▸ STATED PROBLEM
Search the listing for the string "title" and copy every line that contains it.

————————

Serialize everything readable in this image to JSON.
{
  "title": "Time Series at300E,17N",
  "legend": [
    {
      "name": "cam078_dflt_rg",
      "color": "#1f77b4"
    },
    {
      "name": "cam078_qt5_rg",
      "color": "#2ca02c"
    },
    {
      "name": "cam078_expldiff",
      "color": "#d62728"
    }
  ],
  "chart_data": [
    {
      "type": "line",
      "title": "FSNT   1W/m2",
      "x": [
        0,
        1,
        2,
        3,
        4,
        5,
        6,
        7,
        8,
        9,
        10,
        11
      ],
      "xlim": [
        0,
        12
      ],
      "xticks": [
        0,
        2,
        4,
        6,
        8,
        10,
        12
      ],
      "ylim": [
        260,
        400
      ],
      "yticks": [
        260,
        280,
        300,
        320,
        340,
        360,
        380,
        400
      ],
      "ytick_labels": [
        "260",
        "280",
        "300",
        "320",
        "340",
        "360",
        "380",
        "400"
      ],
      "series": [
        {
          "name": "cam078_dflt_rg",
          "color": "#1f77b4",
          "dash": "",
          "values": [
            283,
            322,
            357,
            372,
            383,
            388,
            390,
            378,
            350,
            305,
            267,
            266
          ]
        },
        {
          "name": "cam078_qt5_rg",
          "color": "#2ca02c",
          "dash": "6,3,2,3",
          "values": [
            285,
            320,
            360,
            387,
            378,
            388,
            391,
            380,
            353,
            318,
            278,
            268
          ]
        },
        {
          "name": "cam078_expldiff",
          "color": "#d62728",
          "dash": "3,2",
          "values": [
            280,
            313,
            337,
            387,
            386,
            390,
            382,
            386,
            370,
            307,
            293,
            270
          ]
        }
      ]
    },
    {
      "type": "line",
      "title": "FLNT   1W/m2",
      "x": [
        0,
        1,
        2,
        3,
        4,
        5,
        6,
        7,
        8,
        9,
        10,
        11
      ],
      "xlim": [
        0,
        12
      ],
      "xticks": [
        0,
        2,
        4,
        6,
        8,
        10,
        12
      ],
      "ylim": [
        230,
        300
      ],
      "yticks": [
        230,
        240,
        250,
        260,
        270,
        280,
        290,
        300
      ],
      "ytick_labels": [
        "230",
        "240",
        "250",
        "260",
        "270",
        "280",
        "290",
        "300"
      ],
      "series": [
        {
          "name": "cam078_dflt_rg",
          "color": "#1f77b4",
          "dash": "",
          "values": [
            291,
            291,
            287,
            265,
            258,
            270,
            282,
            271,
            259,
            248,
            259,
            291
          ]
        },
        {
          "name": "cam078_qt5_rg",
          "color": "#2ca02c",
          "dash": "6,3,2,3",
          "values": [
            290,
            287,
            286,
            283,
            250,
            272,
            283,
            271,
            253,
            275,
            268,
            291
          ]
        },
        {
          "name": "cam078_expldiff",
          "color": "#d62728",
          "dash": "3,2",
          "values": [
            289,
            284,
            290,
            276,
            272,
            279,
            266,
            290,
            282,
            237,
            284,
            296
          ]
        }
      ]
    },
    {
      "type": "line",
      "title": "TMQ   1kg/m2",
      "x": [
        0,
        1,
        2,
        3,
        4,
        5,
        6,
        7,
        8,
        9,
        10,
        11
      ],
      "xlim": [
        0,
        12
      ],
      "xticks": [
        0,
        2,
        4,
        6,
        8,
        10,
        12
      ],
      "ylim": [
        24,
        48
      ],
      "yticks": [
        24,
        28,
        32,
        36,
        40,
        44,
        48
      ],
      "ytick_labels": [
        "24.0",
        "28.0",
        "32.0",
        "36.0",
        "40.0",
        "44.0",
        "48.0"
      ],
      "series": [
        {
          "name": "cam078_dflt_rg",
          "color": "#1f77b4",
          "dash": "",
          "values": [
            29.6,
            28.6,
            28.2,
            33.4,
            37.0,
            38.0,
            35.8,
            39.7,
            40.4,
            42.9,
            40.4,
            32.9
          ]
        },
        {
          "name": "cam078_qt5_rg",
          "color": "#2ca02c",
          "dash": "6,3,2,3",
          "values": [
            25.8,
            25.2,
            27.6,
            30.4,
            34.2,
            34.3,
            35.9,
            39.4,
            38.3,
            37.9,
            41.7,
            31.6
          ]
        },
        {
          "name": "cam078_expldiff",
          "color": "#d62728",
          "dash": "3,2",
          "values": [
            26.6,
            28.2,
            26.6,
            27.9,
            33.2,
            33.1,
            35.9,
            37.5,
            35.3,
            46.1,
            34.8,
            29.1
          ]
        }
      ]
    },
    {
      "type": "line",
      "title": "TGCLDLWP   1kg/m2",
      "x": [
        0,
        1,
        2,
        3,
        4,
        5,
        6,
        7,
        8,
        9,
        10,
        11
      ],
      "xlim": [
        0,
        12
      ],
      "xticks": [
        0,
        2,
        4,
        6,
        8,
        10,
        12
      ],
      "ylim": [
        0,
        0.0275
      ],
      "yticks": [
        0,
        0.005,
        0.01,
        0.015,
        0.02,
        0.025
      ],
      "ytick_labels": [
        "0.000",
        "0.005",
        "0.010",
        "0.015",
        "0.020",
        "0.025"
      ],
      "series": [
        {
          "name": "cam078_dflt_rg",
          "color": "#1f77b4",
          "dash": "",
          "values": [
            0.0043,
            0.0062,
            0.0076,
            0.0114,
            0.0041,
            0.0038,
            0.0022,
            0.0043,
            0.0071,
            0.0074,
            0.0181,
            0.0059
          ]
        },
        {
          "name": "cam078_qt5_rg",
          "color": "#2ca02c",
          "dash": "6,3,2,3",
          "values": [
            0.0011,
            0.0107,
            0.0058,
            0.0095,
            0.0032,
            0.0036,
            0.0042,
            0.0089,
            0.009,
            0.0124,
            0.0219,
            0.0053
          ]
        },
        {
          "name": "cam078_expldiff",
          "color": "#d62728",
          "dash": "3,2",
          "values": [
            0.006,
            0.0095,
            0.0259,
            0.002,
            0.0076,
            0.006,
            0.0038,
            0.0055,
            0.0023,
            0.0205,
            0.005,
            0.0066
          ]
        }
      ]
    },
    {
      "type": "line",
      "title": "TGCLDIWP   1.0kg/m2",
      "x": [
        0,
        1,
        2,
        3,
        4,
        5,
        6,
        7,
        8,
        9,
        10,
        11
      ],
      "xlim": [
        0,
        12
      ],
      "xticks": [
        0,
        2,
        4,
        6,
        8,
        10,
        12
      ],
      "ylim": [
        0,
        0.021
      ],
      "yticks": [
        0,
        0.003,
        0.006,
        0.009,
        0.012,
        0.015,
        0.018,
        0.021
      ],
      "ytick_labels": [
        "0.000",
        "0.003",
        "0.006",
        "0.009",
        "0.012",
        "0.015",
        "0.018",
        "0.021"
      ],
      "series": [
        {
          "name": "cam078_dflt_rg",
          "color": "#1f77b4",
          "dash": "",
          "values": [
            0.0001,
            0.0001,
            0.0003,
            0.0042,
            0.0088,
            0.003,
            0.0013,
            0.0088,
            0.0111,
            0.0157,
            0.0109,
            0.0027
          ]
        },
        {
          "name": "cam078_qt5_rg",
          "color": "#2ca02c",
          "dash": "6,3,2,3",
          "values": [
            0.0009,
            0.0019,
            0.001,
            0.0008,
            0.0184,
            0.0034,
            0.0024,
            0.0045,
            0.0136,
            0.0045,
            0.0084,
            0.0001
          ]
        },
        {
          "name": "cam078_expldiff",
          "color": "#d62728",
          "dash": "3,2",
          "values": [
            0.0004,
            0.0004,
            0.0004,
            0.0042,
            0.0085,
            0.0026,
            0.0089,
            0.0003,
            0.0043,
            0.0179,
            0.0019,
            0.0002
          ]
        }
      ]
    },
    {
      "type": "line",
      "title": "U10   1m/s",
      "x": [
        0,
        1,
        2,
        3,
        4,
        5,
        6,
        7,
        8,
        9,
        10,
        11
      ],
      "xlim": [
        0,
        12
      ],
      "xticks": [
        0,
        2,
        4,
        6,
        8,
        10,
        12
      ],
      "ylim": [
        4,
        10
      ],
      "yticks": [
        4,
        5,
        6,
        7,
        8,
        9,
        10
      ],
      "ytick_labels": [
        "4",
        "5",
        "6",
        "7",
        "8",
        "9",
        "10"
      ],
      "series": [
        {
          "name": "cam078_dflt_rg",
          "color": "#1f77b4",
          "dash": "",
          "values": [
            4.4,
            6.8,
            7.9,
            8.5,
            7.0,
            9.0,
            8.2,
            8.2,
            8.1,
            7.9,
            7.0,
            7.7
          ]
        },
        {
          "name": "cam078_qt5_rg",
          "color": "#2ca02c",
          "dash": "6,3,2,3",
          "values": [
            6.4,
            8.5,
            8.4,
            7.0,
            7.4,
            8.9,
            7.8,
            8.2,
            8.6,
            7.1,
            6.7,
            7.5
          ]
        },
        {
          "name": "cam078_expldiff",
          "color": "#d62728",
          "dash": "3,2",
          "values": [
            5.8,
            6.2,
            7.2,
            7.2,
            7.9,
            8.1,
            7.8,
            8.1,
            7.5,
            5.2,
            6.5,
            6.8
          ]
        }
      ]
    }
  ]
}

————————

▸ OUTPUT BELOW
  "title": "Time Series at300E,17N",
      "title": "FSNT   1W/m2",
      "title": "FLNT   1W/m2",
      "title": "TMQ   1kg/m2",
      "title": "TGCLDLWP   1kg/m2",
      "title": "TGCLDIWP   1.0kg/m2",
      "title": "U10   1m/s",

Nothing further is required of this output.